AIM >>
Count the lines below that contain the word "text" and give only the number.

PROVIDED ENTRIES >>

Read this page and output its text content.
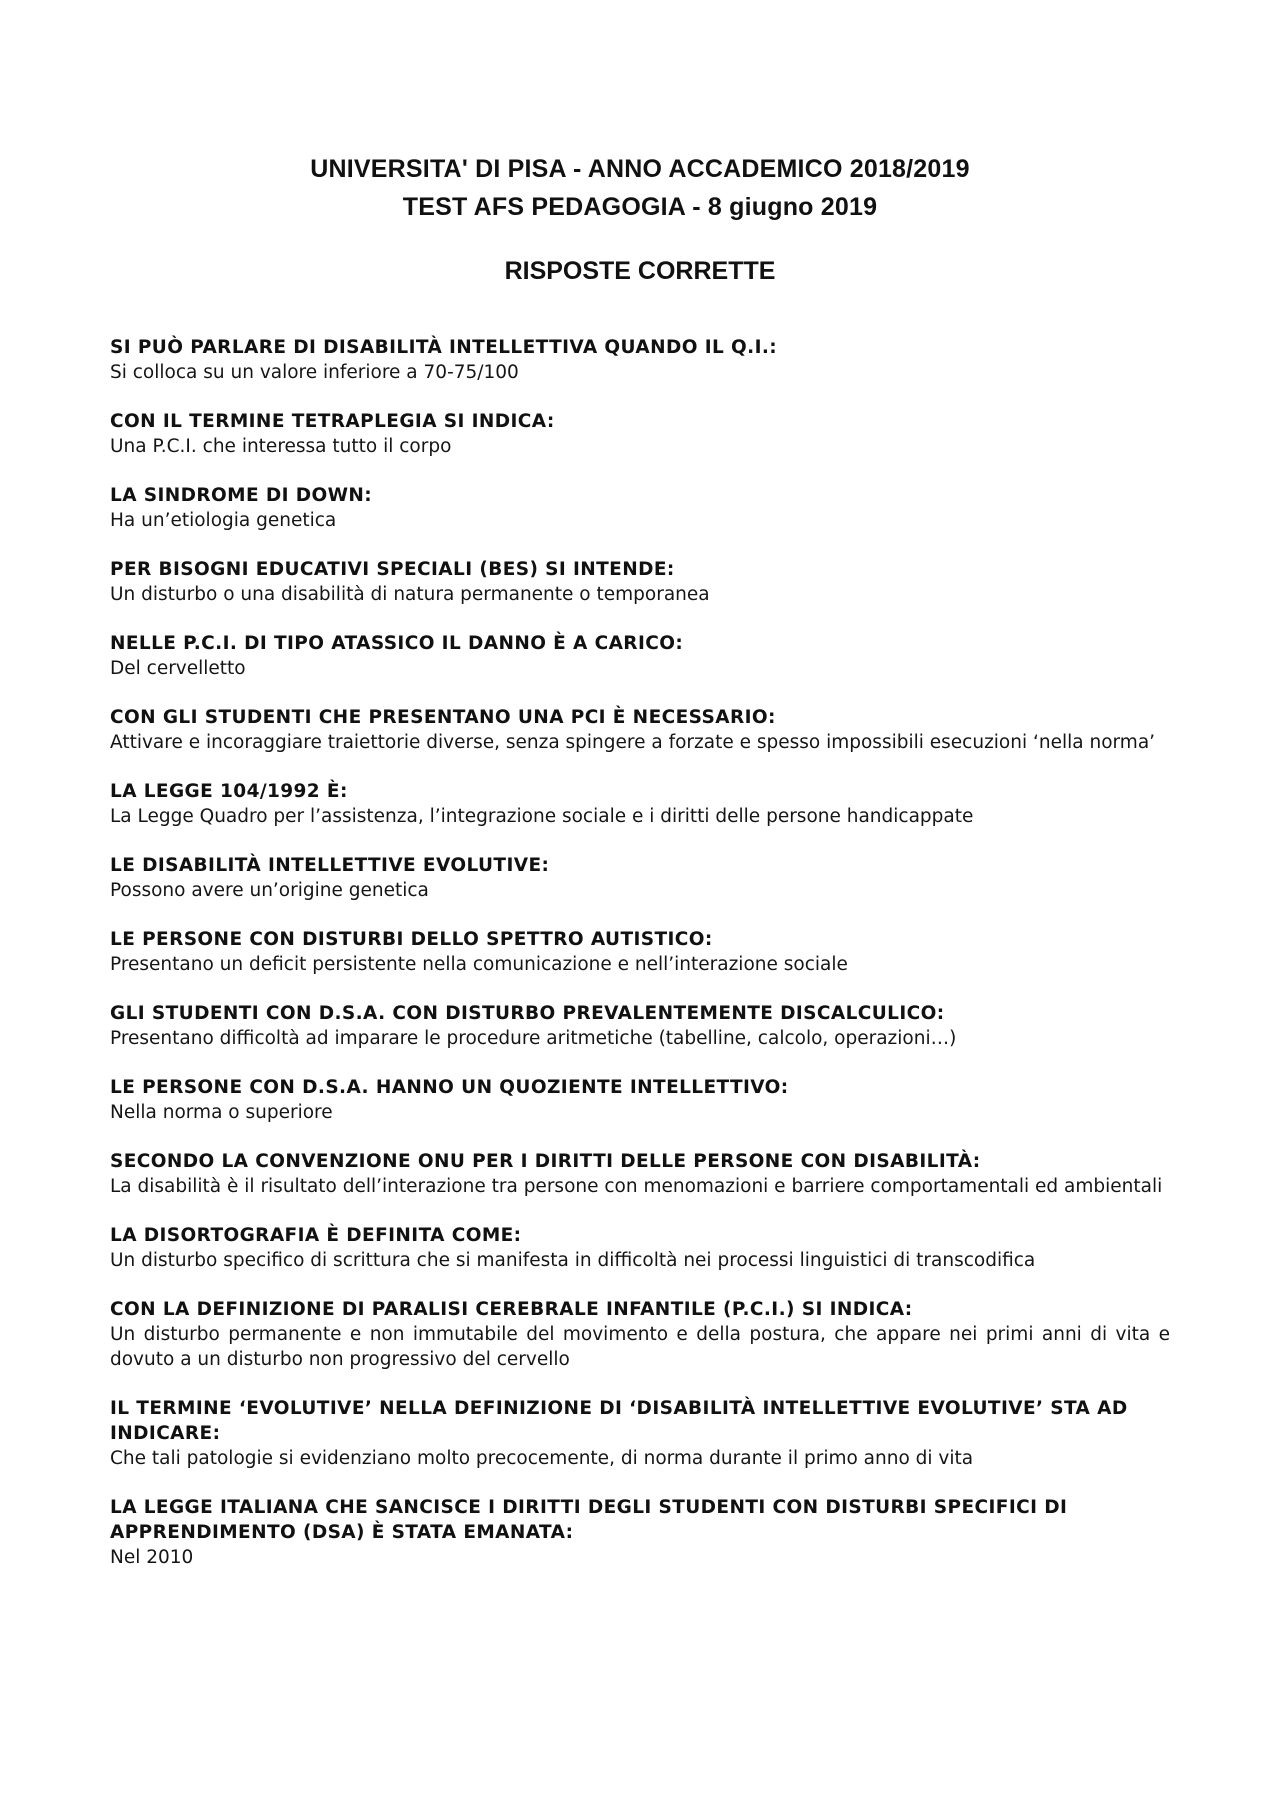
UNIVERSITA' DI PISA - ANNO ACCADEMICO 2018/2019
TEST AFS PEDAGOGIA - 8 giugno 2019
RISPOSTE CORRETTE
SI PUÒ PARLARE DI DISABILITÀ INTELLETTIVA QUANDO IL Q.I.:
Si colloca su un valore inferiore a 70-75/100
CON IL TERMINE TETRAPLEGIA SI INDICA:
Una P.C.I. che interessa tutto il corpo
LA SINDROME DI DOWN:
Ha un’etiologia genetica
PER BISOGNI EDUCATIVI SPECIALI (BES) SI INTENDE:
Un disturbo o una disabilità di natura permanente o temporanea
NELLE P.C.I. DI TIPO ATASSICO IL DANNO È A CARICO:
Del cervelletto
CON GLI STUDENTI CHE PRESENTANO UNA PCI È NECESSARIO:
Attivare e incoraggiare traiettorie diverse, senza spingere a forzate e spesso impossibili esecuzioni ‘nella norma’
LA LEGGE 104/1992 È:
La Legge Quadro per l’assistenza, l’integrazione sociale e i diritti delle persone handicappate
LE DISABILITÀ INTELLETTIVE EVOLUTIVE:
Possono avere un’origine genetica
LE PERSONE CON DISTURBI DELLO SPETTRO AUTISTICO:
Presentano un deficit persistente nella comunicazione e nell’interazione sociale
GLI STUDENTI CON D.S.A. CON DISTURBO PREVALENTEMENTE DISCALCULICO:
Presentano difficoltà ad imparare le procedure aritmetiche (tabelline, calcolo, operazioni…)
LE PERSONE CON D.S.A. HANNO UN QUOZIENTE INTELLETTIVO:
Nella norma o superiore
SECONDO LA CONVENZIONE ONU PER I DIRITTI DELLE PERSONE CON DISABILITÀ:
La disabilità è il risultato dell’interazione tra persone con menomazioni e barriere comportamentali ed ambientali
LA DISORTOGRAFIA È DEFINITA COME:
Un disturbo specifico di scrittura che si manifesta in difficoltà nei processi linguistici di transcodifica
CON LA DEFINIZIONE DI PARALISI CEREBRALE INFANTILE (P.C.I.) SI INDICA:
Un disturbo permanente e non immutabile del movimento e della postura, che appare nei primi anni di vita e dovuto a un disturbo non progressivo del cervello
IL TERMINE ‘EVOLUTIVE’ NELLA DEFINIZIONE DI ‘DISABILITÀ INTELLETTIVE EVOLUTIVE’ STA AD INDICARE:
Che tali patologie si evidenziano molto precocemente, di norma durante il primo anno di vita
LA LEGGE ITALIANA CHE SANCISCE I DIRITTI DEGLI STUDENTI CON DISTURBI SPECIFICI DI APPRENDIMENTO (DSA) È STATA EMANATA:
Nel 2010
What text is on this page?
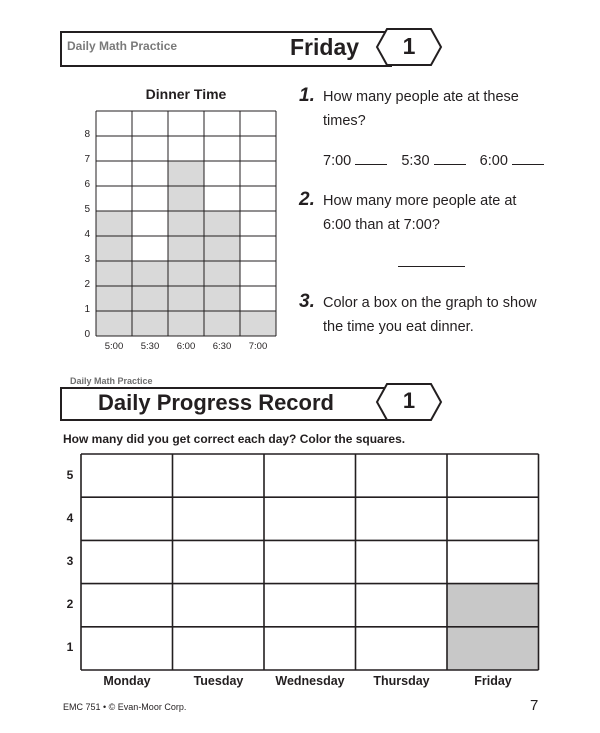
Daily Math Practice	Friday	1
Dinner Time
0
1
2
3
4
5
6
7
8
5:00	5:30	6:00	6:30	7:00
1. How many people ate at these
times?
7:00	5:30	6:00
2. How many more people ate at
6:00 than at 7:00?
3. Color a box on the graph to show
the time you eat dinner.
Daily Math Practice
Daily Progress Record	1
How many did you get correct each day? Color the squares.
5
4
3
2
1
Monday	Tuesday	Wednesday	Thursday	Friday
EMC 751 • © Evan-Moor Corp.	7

...

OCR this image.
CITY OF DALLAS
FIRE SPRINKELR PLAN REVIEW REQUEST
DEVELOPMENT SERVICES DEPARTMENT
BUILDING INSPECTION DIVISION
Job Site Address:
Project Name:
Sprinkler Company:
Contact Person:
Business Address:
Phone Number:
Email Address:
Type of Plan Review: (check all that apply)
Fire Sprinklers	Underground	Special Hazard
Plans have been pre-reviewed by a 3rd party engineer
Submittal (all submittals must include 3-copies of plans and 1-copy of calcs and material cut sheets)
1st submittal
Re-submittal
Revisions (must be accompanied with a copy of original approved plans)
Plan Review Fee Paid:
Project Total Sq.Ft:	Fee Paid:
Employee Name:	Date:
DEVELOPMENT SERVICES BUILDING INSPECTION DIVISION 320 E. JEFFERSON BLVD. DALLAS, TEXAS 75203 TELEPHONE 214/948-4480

* * *

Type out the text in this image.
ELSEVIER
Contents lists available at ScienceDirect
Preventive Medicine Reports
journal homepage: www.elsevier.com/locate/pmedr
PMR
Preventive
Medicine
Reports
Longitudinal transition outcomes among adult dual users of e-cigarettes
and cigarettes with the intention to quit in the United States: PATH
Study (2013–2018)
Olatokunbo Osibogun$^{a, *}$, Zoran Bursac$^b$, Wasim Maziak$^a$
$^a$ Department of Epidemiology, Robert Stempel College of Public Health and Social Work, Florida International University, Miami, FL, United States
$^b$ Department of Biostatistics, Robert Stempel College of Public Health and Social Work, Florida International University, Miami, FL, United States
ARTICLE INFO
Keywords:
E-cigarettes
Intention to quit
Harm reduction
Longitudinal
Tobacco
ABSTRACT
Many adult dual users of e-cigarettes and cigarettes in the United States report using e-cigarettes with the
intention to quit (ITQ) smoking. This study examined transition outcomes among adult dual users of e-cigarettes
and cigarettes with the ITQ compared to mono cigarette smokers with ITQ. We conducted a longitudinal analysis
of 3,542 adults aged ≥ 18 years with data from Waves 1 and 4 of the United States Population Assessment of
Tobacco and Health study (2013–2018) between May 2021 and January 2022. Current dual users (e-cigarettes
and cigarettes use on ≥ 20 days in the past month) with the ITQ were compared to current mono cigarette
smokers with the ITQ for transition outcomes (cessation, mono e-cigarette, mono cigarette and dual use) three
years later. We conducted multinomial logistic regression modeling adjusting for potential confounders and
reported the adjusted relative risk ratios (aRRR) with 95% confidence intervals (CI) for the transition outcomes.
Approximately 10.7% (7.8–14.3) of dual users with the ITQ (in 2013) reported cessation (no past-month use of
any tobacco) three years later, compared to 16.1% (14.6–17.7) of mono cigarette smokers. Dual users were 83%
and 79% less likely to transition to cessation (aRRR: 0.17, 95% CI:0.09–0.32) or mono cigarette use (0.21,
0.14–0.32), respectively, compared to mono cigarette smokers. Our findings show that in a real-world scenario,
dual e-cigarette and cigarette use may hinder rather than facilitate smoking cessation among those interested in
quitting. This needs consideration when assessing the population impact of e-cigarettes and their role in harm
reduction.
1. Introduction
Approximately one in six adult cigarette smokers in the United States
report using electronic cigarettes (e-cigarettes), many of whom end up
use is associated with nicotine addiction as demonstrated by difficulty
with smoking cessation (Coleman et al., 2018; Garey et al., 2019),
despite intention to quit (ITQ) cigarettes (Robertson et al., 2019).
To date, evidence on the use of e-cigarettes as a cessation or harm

REPLY TO THE EXERCISE >>
3